*PROVIDED DATA*.

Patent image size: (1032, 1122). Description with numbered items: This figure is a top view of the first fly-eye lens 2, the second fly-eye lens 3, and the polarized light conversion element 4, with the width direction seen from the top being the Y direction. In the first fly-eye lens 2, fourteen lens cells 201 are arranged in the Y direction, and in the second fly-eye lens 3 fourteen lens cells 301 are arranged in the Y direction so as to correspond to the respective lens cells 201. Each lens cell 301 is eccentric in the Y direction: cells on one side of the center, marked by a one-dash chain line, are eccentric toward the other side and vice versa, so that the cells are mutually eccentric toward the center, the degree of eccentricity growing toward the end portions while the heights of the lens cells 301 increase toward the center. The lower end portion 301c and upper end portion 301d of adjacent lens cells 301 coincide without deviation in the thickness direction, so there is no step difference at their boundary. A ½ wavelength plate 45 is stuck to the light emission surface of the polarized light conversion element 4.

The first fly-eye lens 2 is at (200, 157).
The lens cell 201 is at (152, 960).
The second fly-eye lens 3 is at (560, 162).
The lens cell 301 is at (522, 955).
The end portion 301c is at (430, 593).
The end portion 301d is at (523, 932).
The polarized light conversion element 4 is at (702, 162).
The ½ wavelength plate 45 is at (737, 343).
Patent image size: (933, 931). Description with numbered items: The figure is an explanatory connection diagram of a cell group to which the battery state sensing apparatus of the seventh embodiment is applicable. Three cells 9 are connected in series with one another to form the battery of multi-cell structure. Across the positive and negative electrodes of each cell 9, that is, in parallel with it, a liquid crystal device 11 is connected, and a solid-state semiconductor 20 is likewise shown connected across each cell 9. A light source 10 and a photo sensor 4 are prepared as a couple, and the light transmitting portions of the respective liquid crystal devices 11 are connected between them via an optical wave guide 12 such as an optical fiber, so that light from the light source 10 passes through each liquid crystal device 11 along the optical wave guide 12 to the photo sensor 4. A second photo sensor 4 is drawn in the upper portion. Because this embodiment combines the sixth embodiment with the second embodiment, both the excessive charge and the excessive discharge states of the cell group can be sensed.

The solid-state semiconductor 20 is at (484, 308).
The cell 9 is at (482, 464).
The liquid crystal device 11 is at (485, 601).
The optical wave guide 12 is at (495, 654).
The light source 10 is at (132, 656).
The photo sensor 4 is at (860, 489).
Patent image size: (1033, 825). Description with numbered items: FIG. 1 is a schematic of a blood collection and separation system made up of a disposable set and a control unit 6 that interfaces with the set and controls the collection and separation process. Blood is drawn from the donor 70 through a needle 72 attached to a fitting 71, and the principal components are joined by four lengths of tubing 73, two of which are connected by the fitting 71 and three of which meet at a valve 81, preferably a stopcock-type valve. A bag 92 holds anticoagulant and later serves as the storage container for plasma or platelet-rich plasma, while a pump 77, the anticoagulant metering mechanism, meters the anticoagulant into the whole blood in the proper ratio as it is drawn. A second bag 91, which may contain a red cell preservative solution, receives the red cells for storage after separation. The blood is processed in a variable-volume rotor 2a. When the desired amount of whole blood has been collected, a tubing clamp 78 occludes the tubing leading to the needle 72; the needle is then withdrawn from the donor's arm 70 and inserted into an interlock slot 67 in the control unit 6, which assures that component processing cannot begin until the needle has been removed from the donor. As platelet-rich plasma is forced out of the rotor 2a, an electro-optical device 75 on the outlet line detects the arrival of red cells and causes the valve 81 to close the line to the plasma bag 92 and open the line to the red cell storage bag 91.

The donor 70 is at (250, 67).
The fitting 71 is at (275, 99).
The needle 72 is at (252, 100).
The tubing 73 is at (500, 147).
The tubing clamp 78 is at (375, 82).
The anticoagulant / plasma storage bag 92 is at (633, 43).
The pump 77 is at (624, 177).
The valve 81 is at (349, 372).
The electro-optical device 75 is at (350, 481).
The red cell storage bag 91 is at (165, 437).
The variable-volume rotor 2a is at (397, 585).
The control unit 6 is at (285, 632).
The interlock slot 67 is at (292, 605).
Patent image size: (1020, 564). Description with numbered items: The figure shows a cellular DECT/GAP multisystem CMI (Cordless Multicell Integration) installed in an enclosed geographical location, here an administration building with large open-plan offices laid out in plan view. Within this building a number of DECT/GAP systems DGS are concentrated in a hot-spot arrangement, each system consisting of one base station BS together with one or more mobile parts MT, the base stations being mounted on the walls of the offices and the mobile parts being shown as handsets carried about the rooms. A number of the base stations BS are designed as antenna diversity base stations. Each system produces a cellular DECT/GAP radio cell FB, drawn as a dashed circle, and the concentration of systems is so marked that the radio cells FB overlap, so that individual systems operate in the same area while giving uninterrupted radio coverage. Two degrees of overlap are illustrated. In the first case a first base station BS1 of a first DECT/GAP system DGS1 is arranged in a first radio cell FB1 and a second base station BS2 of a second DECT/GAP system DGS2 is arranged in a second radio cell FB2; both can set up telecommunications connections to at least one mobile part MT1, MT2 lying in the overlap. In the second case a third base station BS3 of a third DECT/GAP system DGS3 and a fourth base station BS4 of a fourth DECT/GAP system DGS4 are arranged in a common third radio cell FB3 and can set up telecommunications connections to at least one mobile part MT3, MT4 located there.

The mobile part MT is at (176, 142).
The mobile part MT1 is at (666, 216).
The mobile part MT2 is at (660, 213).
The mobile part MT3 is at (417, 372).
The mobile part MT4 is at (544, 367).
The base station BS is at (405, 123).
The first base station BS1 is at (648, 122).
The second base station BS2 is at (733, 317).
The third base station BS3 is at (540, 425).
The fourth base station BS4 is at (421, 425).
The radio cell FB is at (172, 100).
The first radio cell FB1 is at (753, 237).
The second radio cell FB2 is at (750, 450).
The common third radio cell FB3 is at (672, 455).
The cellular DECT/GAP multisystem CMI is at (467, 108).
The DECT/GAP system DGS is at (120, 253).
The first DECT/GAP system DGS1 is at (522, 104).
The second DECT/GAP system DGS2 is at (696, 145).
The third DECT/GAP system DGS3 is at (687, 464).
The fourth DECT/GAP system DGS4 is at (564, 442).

*WORK ORDER*. Set down every record above, word for word.

*OUTPUT BELOW*.
Patent image size: (1032, 1122). Description with numbered items: This figure is a top view of the first fly-eye lens 2, the second fly-eye lens 3, and the polarized light conversion element 4, with the width direction seen from the top being the Y direction. In the first fly-eye lens 2, fourteen lens cells 201 are arranged in the Y direction, and in the second fly-eye lens 3 fourteen lens cells 301 are arranged in the Y direction so as to correspond to the respective lens cells 201. Each lens cell 301 is eccentric in the Y direction: cells on one side of the center, marked by a one-dash chain line, are eccentric toward the other side and vice versa, so that the cells are mutually eccentric toward the center, the degree of eccentricity growing toward the end portions while the heights of the lens cells 301 increase toward the center. The lower end portion 301c and upper end portion 301d of adjacent lens cells 301 coincide without deviation in the thickness direction, so there is no step difference at their boundary. A ½ wavelength plate 45 is stuck to the light emission surface of the polarized light conversion element 4.

The first fly-eye lens 2 is at (200, 157).
The lens cell 201 is at (152, 960).
The second fly-eye lens 3 is at (560, 162).
The lens cell 301 is at (522, 955).
The end portion 301c is at (430, 593).
The end portion 301d is at (523, 932).
The polarized light conversion element 4 is at (702, 162).
The ½ wavelength plate 45 is at (737, 343).
Patent image size: (933, 931). Description with numbered items: The figure is an explanatory connection diagram of a cell group to which the battery state sensing apparatus of the seventh embodiment is applicable. Three cells 9 are connected in series with one another to form the battery of multi-cell structure. Across the positive and negative electrodes of each cell 9, that is, in parallel with it, a liquid crystal device 11 is connected, and a solid-state semiconductor 20 is likewise shown connected across each cell 9. A light source 10 and a photo sensor 4 are prepared as a couple, and the light transmitting portions of the respective liquid crystal devices 11 are connected between them via an optical wave guide 12 such as an optical fiber, so that light from the light source 10 passes through each liquid crystal device 11 along the optical wave guide 12 to the photo sensor 4. A second photo sensor 4 is drawn in the upper portion. Because this embodiment combines the sixth embodiment with the second embodiment, both the excessive charge and the excessive discharge states of the cell group can be sensed.

The solid-state semiconductor 20 is at (484, 308).
The cell 9 is at (482, 464).
The liquid crystal device 11 is at (485, 601).
The optical wave guide 12 is at (495, 654).
The light source 10 is at (132, 656).
The photo sensor 4 is at (860, 489).
Patent image size: (1033, 825). Description with numbered items: FIG. 1 is a schematic of a blood collection and separation system made up of a disposable set and a control unit 6 that interfaces with the set and controls the collection and separation process. Blood is drawn from the donor 70 through a needle 72 attached to a fitting 71, and the principal components are joined by four lengths of tubing 73, two of which are connected by the fitting 71 and three of which meet at a valve 81, preferably a stopcock-type valve. A bag 92 holds anticoagulant and later serves as the storage container for plasma or platelet-rich plasma, while a pump 77, the anticoagulant metering mechanism, meters the anticoagulant into the whole blood in the proper ratio as it is drawn. A second bag 91, which may contain a red cell preservative solution, receives the red cells for storage after separation. The blood is processed in a variable-volume rotor 2a. When the desired amount of whole blood has been collected, a tubing clamp 78 occludes the tubing leading to the needle 72; the needle is then withdrawn from the donor's arm 70 and inserted into an interlock slot 67 in the control unit 6, which assures that component processing cannot begin until the needle has been removed from the donor. As platelet-rich plasma is forced out of the rotor 2a, an electro-optical device 75 on the outlet line detects the arrival of red cells and causes the valve 81 to close the line to the plasma bag 92 and open the line to the red cell storage bag 91.

The donor 70 is at (250, 67).
The fitting 71 is at (275, 99).
The needle 72 is at (252, 100).
The tubing 73 is at (500, 147).
The tubing clamp 78 is at (375, 82).
The anticoagulant / plasma storage bag 92 is at (633, 43).
The pump 77 is at (624, 177).
The valve 81 is at (349, 372).
The electro-optical device 75 is at (350, 481).
The red cell storage bag 91 is at (165, 437).
The variable-volume rotor 2a is at (397, 585).
The control unit 6 is at (285, 632).
The interlock slot 67 is at (292, 605).
Patent image size: (1020, 564). Description with numbered items: The figure shows a cellular DECT/GAP multisystem CMI (Cordless Multicell Integration) installed in an enclosed geographical location, here an administration building with large open-plan offices laid out in plan view. Within this building a number of DECT/GAP systems DGS are concentrated in a hot-spot arrangement, each system consisting of one base station BS together with one or more mobile parts MT, the base stations being mounted on the walls of the offices and the mobile parts being shown as handsets carried about the rooms. A number of the base stations BS are designed as antenna diversity base stations. Each system produces a cellular DECT/GAP radio cell FB, drawn as a dashed circle, and the concentration of systems is so marked that the radio cells FB overlap, so that individual systems operate in the same area while giving uninterrupted radio coverage. Two degrees of overlap are illustrated. In the first case a first base station BS1 of a first DECT/GAP system DGS1 is arranged in a first radio cell FB1 and a second base station BS2 of a second DECT/GAP system DGS2 is arranged in a second radio cell FB2; both can set up telecommunications connections to at least one mobile part MT1, MT2 lying in the overlap. In the second case a third base station BS3 of a third DECT/GAP system DGS3 and a fourth base station BS4 of a fourth DECT/GAP system DGS4 are arranged in a common third radio cell FB3 and can set up telecommunications connections to at least one mobile part MT3, MT4 located there.

The mobile part MT is at (176, 142).
The mobile part MT1 is at (666, 216).
The mobile part MT2 is at (660, 213).
The mobile part MT3 is at (417, 372).
The mobile part MT4 is at (544, 367).
The base station BS is at (405, 123).
The first base station BS1 is at (648, 122).
The second base station BS2 is at (733, 317).
The third base station BS3 is at (540, 425).
The fourth base station BS4 is at (421, 425).
The radio cell FB is at (172, 100).
The first radio cell FB1 is at (753, 237).
The second radio cell FB2 is at (750, 450).
The common third radio cell FB3 is at (672, 455).
The cellular DECT/GAP multisystem CMI is at (467, 108).
The DECT/GAP system DGS is at (120, 253).
The first DECT/GAP system DGS1 is at (522, 104).
The second DECT/GAP system DGS2 is at (696, 145).
The third DECT/GAP system DGS3 is at (687, 464).
The fourth DECT/GAP system DGS4 is at (564, 442).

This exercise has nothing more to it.